# Task:
In the entries below, find the lines with the word "Example" and copy them.

## begin

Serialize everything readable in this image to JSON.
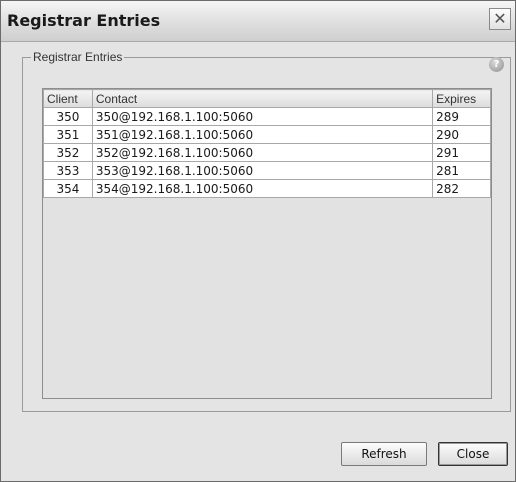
{
  "window": {
    "title": "Registrar Entries",
    "close_glyph": "✕"
  },
  "group": {
    "label": "Registrar Entries",
    "help_glyph": "?"
  },
  "table": {
    "headers": [
      "Client",
      "Contact",
      "Expires"
    ],
    "rows": [
      {
        "client": "350",
        "contact": "350@192.168.1.100:5060",
        "expires": "289"
      },
      {
        "client": "351",
        "contact": "351@192.168.1.100:5060",
        "expires": "290"
      },
      {
        "client": "352",
        "contact": "352@192.168.1.100:5060",
        "expires": "291"
      },
      {
        "client": "353",
        "contact": "353@192.168.1.100:5060",
        "expires": "281"
      },
      {
        "client": "354",
        "contact": "354@192.168.1.100:5060",
        "expires": "282"
      }
    ]
  },
  "buttons": {
    "refresh": "Refresh",
    "close": "Close"
  }
}
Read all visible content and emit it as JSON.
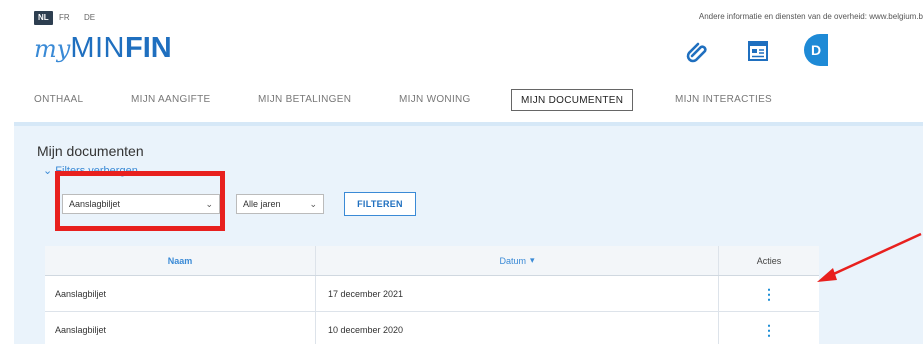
{
  "languages": [
    {
      "code": "NL",
      "active": true
    },
    {
      "code": "FR",
      "active": false
    },
    {
      "code": "DE",
      "active": false
    }
  ],
  "gov_link": "Andere informatie en diensten van de overheid: www.belgium.b",
  "logo": {
    "prefix": "my",
    "part1": "MIN",
    "part2": "FIN"
  },
  "header_icons": [
    "paperclip-icon",
    "document-icon",
    "profile-icon"
  ],
  "profile_icon_glyph": "D",
  "nav": [
    {
      "label": "ONTHAAL",
      "active": false
    },
    {
      "label": "MIJN AANGIFTE",
      "active": false
    },
    {
      "label": "MIJN BETALINGEN",
      "active": false
    },
    {
      "label": "MIJN WONING",
      "active": false
    },
    {
      "label": "MIJN DOCUMENTEN",
      "active": true
    },
    {
      "label": "MIJN INTERACTIES",
      "active": false
    }
  ],
  "main": {
    "title": "Mijn documenten",
    "filter_toggle": "Filters verbergen",
    "filters": {
      "type_value": "Aanslagbiljet",
      "year_value": "Alle jaren",
      "filter_button": "FILTEREN"
    }
  },
  "table": {
    "columns": {
      "name": "Naam",
      "date": "Datum",
      "actions": "Acties"
    },
    "sort_indicator": "▾",
    "rows": [
      {
        "name": "Aanslagbiljet",
        "date": "17 december 2021"
      },
      {
        "name": "Aanslagbiljet",
        "date": "10 december 2020"
      }
    ]
  },
  "colors": {
    "brand_blue": "#1f6fbf",
    "accent_blue": "#3a8ad6",
    "panel_bg": "#eaf3fb",
    "annotation_red": "#e8201e"
  }
}
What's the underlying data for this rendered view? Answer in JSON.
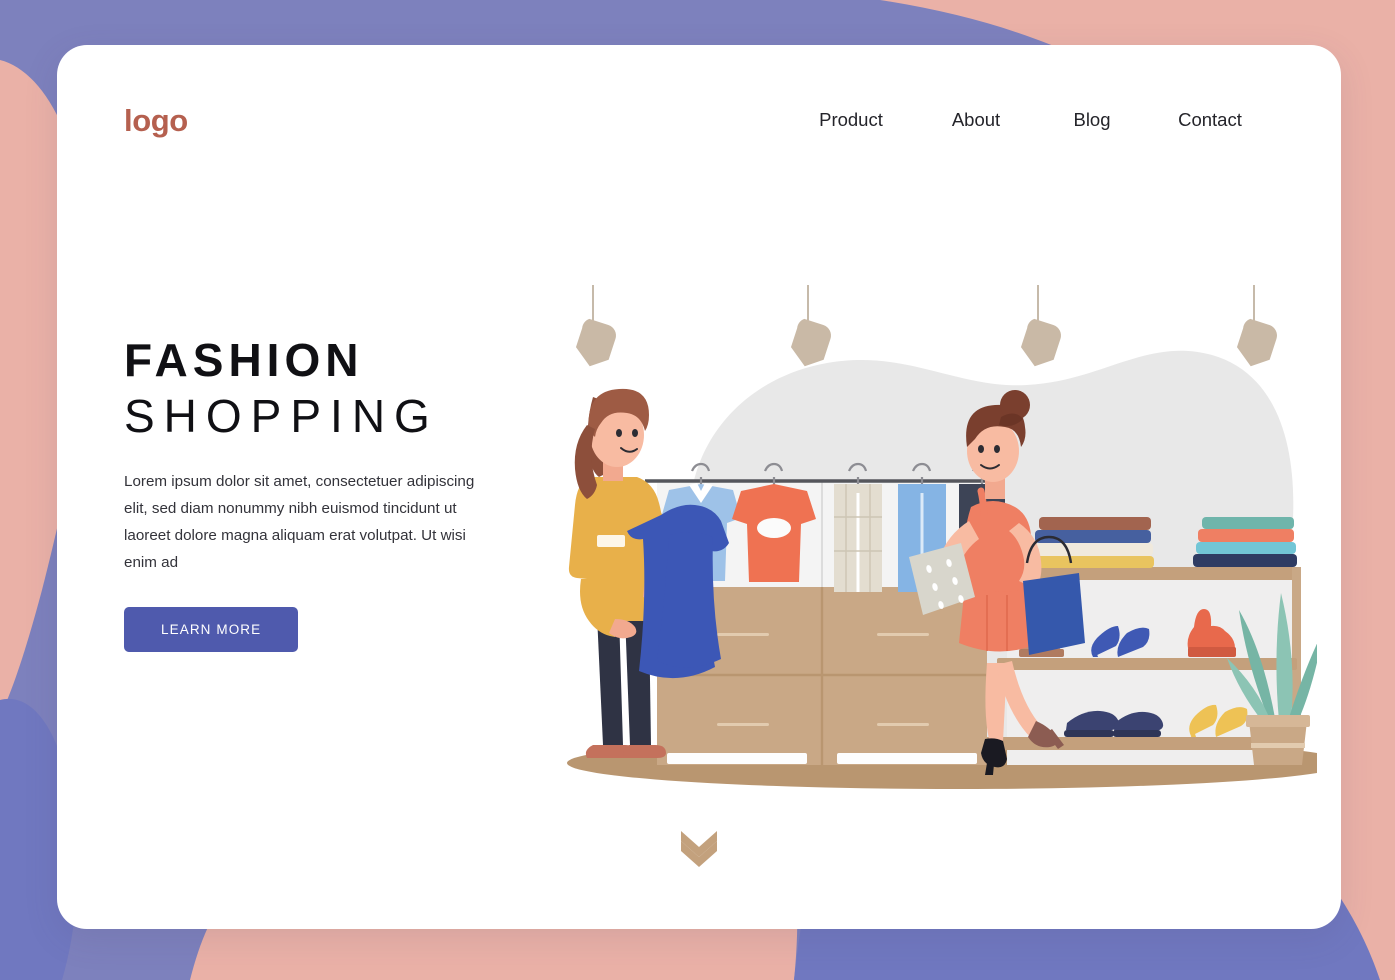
{
  "page": {
    "background_purple": "#7d81bd",
    "background_pink": "#eab1a7",
    "card_background": "#ffffff"
  },
  "header": {
    "logo": "logo",
    "logo_color": "#b5604f",
    "nav": [
      {
        "label": "Product"
      },
      {
        "label": "About"
      },
      {
        "label": "Blog"
      },
      {
        "label": "Contact"
      }
    ]
  },
  "hero": {
    "title_line1": "FASHION",
    "title_line2": "SHOPPING",
    "paragraph": "Lorem ipsum dolor sit amet, consectetuer adipiscing elit, sed diam nonummy nibh euismod tincidunt ut laoreet dolore magna aliquam erat volutpat. Ut wisi enim ad",
    "cta_label": "LEARN MORE",
    "cta_color": "#4f5aad"
  },
  "illustration": {
    "name": "fashion-store-shopping-scene",
    "backdrop_blob_color": "#e7e7e7",
    "hanging_tags_count": 4,
    "hanging_tag_color": "#c9b9a6",
    "figures": [
      {
        "name": "shop-assistant",
        "top_color": "#e8b04a",
        "pants_color": "#2f3344",
        "hair_color": "#9e5b44",
        "shoes_color": "#c4715c",
        "holding": "blue-dress",
        "holding_color": "#3c57b6"
      },
      {
        "name": "shopper",
        "dress_color": "#ef7f63",
        "hair_color": "#7a3f2e",
        "shoes_color": "#1a1a22",
        "bag_color": "#3558ac",
        "holding": "folded-garment"
      }
    ],
    "rack_items": [
      "light-blue-shirt",
      "coral-tshirt",
      "beige-plaid-pants",
      "light-blue-jeans",
      "navy-pants"
    ],
    "shelf_shoes": [
      "tan-boot",
      "blue-heels",
      "orange-boot",
      "navy-sneakers",
      "yellow-heels",
      "brown-heels"
    ],
    "plant_color": "#74b3a3",
    "plant_pot_color": "#c9a886",
    "floor_color": "#b99670"
  },
  "scroll_cue": {
    "name": "scroll-down-chevrons",
    "color": "#c3a17d"
  }
}
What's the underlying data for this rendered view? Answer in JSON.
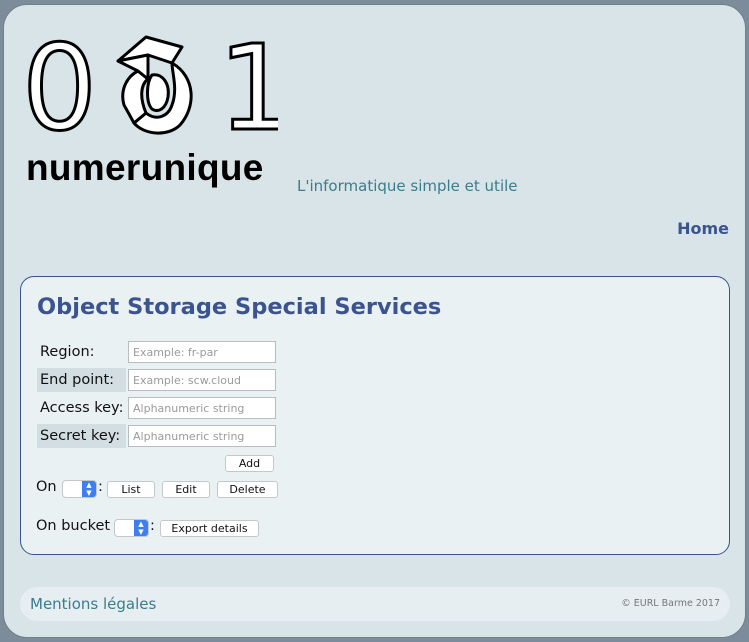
{
  "header": {
    "logo_digits": [
      "0",
      "1"
    ],
    "brand_name": "numerunique",
    "tagline": "L'informatique simple et utile",
    "nav": {
      "home": "Home"
    }
  },
  "main": {
    "title": "Object Storage Special Services",
    "form": {
      "fields": [
        {
          "label": "Region:",
          "placeholder": "Example: fr-par",
          "value": ""
        },
        {
          "label": "End point:",
          "placeholder": "Example: scw.cloud",
          "value": ""
        },
        {
          "label": "Access key:",
          "placeholder": "Alphanumeric string",
          "value": ""
        },
        {
          "label": "Secret key:",
          "placeholder": "Alphanumeric string",
          "value": ""
        }
      ],
      "add_label": "Add"
    },
    "on_row": {
      "label": "On",
      "separator": ":",
      "selected": "",
      "buttons": {
        "list": "List",
        "edit": "Edit",
        "delete": "Delete"
      }
    },
    "bucket_row": {
      "label": "On bucket",
      "separator": ":",
      "selected": "",
      "export_label": "Export details"
    }
  },
  "footer": {
    "legal_link": "Mentions légales",
    "copyright": "© EURL Barme 2017"
  },
  "colors": {
    "accent": "#3b5490",
    "teal": "#3a7d8c",
    "page_bg": "#d8e4e8",
    "panel_bg": "#e9f1f3",
    "select_blue": "#3d7ef0"
  }
}
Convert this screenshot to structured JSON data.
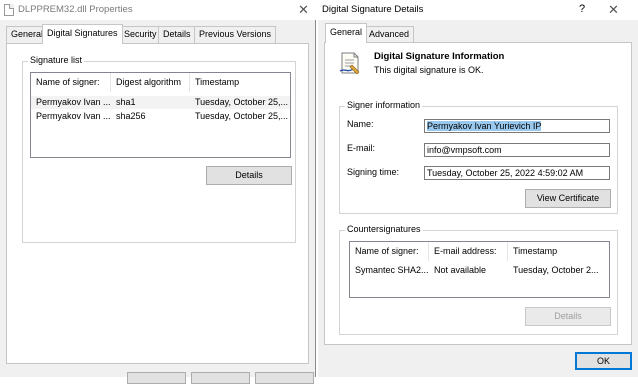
{
  "left": {
    "title": "DLPPREM32.dll Properties",
    "close_glyph": "✕",
    "tabs": [
      "General",
      "Digital Signatures",
      "Security",
      "Details",
      "Previous Versions"
    ],
    "signature_list_label": "Signature list",
    "columns": [
      "Name of signer:",
      "Digest algorithm",
      "Timestamp"
    ],
    "rows": [
      [
        "Permyakov Ivan ...",
        "sha1",
        "Tuesday, October 25,..."
      ],
      [
        "Permyakov Ivan ...",
        "sha256",
        "Tuesday, October 25,..."
      ]
    ],
    "details_button": "Details"
  },
  "right": {
    "title": "Digital Signature Details",
    "help_glyph": "?",
    "close_glyph": "✕",
    "tabs": [
      "General",
      "Advanced"
    ],
    "info_heading": "Digital Signature Information",
    "info_status": "This digital signature is OK.",
    "signer_group_label": "Signer information",
    "name_label": "Name:",
    "name_value": "Permyakov Ivan Yurievich IP",
    "email_label": "E-mail:",
    "email_value": "info@vmpsoft.com",
    "signing_time_label": "Signing time:",
    "signing_time_value": "Tuesday, October 25, 2022 4:59:02 AM",
    "view_certificate_button": "View Certificate",
    "countersig_group_label": "Countersignatures",
    "cs_columns": [
      "Name of signer:",
      "E-mail address:",
      "Timestamp"
    ],
    "cs_rows": [
      [
        "Symantec SHA2...",
        "Not available",
        "Tuesday, October 2..."
      ]
    ],
    "details_button": "Details",
    "ok_button": "OK"
  },
  "colors": {
    "accent": "#0078d7",
    "selection": "#99c9ef"
  }
}
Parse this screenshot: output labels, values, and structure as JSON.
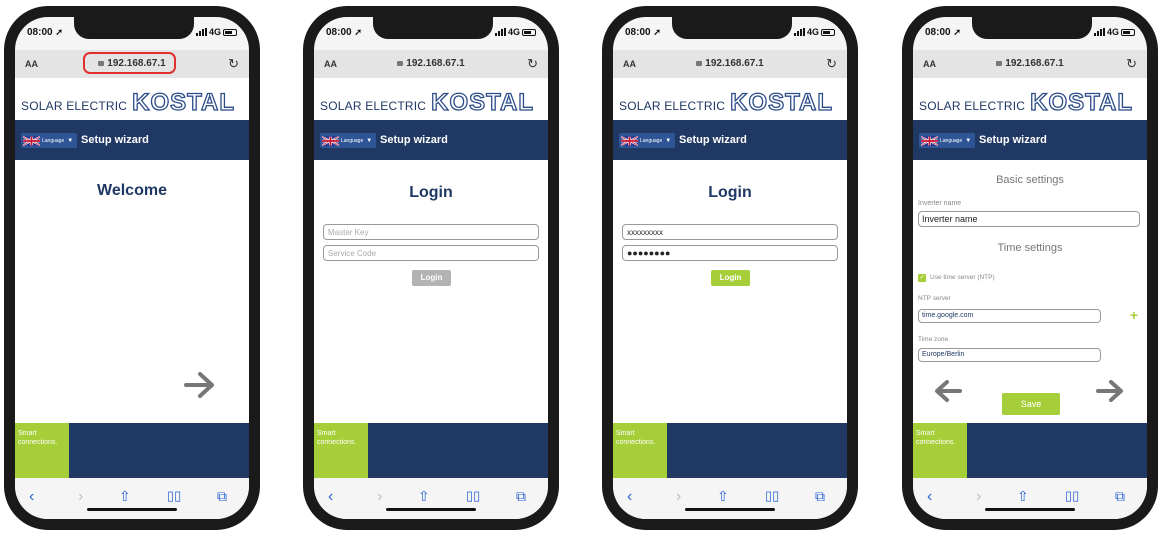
{
  "phones": [
    {
      "status": {
        "time": "08:00",
        "network": "4G"
      },
      "browser": {
        "text_size": "AA",
        "url": "192.168.67.1"
      },
      "brand": {
        "small": "SOLAR ELECTRIC",
        "big": "KOSTAL"
      },
      "nav": {
        "language": "Language",
        "title": "Setup wizard"
      },
      "footer": {
        "slogan": "Smart connections."
      },
      "welcome": {
        "title": "Welcome"
      }
    },
    {
      "status": {
        "time": "08:00",
        "network": "4G"
      },
      "browser": {
        "text_size": "AA",
        "url": "192.168.67.1"
      },
      "brand": {
        "small": "SOLAR ELECTRIC",
        "big": "KOSTAL"
      },
      "nav": {
        "language": "Language",
        "title": "Setup wizard"
      },
      "footer": {
        "slogan": "Smart connections."
      },
      "login": {
        "title": "Login",
        "master_key_placeholder": "Master Key",
        "service_code_placeholder": "Service Code",
        "button": "Login"
      }
    },
    {
      "status": {
        "time": "08:00",
        "network": "4G"
      },
      "browser": {
        "text_size": "AA",
        "url": "192.168.67.1"
      },
      "brand": {
        "small": "SOLAR ELECTRIC",
        "big": "KOSTAL"
      },
      "nav": {
        "language": "Language",
        "title": "Setup wizard"
      },
      "footer": {
        "slogan": "Smart connections."
      },
      "login": {
        "title": "Login",
        "master_key_value": "xxxxxxxxx",
        "service_code_value": "●●●●●●●●",
        "button": "Login"
      }
    },
    {
      "status": {
        "time": "08:00",
        "network": "4G"
      },
      "browser": {
        "text_size": "AA",
        "url": "192.168.67.1"
      },
      "brand": {
        "small": "SOLAR ELECTRIC",
        "big": "KOSTAL"
      },
      "nav": {
        "language": "Language",
        "title": "Setup wizard"
      },
      "footer": {
        "slogan": "Smart connections."
      },
      "settings": {
        "basic_heading": "Basic settings",
        "inverter_name_label": "Inverter name",
        "inverter_name_value": "Inverter name",
        "time_heading": "Time settings",
        "ntp_checkbox_label": "Use time server (NTP)",
        "ntp_server_label": "NTP server",
        "ntp_server_value": "time.google.com",
        "time_zone_label": "Time zone",
        "time_zone_value": "Europe/Berlin",
        "save_button": "Save"
      }
    }
  ],
  "colors": {
    "navy": "#203864",
    "green": "#a6ce39",
    "link_blue": "#2a62d3",
    "highlight_red": "#e03030"
  }
}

## end

# Response to this exercise:
          "placeholder": "Example: fr-par",
          "placeholder": "Example: scw.cloud",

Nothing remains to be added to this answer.